╭──

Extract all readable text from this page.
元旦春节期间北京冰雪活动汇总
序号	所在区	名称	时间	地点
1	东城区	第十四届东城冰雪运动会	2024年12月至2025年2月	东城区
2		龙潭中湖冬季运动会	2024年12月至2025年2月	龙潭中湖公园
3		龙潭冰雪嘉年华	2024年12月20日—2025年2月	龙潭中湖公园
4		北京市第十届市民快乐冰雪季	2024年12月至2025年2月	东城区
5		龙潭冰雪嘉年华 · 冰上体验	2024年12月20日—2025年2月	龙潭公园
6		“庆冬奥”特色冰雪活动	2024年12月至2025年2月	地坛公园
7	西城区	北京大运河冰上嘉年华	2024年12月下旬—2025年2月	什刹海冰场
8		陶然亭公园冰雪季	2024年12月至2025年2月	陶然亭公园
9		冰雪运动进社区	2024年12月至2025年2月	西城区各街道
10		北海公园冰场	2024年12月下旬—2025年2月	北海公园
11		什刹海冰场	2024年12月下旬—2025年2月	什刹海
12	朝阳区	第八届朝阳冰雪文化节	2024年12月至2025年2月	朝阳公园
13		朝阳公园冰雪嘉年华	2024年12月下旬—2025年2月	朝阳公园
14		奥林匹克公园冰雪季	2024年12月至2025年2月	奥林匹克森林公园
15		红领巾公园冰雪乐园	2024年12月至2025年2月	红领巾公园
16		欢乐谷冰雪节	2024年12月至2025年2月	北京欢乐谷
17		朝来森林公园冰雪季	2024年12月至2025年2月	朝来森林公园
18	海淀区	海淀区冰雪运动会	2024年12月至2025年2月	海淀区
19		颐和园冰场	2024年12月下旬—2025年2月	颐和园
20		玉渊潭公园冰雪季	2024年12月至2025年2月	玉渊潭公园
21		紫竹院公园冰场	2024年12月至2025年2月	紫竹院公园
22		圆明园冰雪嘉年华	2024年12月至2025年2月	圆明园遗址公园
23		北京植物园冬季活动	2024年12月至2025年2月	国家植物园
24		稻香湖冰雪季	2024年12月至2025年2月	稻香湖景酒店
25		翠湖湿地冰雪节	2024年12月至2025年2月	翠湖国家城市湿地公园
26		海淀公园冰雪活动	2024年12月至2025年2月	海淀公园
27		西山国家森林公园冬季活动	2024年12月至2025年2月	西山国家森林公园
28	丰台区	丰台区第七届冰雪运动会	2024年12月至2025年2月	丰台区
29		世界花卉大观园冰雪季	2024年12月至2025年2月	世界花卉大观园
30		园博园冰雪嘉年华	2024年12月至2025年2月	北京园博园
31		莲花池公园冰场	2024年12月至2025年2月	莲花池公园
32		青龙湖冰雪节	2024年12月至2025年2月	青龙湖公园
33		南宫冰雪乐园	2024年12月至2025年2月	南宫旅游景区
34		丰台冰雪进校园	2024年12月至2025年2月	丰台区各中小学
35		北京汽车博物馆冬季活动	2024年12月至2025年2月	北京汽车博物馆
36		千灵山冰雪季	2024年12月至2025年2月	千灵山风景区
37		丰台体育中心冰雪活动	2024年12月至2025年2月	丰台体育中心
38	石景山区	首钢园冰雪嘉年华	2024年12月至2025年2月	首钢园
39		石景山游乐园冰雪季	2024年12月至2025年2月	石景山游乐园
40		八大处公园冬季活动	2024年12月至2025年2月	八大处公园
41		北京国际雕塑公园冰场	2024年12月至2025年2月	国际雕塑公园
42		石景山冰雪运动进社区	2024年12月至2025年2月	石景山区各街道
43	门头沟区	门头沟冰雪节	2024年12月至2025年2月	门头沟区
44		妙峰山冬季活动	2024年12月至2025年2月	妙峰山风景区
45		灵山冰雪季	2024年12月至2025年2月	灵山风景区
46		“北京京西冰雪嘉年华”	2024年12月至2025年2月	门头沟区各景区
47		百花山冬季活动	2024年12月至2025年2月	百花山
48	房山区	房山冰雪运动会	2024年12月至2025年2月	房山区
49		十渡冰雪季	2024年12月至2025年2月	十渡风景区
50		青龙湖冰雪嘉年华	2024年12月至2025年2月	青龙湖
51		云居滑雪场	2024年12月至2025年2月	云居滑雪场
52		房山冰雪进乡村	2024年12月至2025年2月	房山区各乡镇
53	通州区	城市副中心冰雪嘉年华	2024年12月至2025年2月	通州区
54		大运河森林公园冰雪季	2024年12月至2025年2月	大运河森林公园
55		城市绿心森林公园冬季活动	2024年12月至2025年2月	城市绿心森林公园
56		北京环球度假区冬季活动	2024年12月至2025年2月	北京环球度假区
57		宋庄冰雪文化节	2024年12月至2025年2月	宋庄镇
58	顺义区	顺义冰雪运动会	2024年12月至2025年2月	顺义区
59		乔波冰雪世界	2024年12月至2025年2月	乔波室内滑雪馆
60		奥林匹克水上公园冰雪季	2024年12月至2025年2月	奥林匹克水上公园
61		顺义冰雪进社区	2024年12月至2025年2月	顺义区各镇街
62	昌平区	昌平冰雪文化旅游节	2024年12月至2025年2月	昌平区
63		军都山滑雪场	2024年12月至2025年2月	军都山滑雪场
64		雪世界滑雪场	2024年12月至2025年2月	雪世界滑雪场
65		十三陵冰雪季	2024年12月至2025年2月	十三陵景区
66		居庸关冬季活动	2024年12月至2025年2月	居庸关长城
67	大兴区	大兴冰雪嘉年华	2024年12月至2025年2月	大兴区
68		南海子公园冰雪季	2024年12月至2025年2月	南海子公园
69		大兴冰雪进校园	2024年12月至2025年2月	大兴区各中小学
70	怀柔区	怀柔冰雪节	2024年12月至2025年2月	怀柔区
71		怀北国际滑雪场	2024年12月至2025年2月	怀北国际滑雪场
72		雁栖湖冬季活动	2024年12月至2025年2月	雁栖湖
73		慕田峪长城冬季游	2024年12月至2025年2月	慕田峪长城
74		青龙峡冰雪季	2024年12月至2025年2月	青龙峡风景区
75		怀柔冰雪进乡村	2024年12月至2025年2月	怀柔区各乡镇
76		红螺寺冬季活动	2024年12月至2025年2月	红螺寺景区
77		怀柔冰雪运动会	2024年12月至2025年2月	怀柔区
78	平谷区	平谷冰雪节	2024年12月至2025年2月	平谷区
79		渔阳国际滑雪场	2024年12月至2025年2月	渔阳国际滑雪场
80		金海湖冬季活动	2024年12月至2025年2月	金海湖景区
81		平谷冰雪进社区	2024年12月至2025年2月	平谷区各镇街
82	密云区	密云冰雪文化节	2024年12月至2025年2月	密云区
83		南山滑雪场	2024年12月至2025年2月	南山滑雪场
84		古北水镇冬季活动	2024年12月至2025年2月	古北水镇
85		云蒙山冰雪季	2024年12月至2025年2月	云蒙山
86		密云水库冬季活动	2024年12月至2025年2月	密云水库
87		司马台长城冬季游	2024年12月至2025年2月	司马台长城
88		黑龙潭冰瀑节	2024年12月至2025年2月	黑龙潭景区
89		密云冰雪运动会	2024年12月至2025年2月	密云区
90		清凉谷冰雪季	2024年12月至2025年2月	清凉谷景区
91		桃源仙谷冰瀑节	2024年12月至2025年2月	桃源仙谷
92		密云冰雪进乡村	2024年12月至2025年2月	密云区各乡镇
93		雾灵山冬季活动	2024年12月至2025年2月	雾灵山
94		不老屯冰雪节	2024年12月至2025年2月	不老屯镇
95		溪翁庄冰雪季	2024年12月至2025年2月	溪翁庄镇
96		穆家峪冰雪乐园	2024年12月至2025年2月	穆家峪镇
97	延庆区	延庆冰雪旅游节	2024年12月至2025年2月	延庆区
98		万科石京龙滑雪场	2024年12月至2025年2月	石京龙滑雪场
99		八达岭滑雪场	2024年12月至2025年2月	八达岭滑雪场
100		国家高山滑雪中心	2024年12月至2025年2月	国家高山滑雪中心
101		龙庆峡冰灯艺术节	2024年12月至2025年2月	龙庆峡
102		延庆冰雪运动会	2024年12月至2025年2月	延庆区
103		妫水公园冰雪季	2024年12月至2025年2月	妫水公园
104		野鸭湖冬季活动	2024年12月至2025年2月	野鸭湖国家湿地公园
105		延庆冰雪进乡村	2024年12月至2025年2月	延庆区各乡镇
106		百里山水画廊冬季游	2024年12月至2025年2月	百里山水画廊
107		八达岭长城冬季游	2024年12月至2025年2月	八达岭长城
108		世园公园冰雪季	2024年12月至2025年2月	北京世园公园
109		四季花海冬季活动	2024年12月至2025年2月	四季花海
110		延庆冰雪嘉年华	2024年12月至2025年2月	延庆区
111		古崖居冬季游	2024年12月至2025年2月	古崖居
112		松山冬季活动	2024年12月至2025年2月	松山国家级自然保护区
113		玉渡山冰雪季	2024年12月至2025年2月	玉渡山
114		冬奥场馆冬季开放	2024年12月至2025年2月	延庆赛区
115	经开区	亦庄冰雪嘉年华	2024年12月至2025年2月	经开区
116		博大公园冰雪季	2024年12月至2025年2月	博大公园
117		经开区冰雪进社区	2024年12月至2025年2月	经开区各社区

╰──

= The request =
Identify the lines that hold the word "朝阳公园". Copy every one of them.

= Task solution =
12	朝阳区	第八届朝阳冰雪文化节	2024年12月至2025年2月	朝阳公园
13		朝阳公园冰雪嘉年华	2024年12月下旬—2025年2月	朝阳公园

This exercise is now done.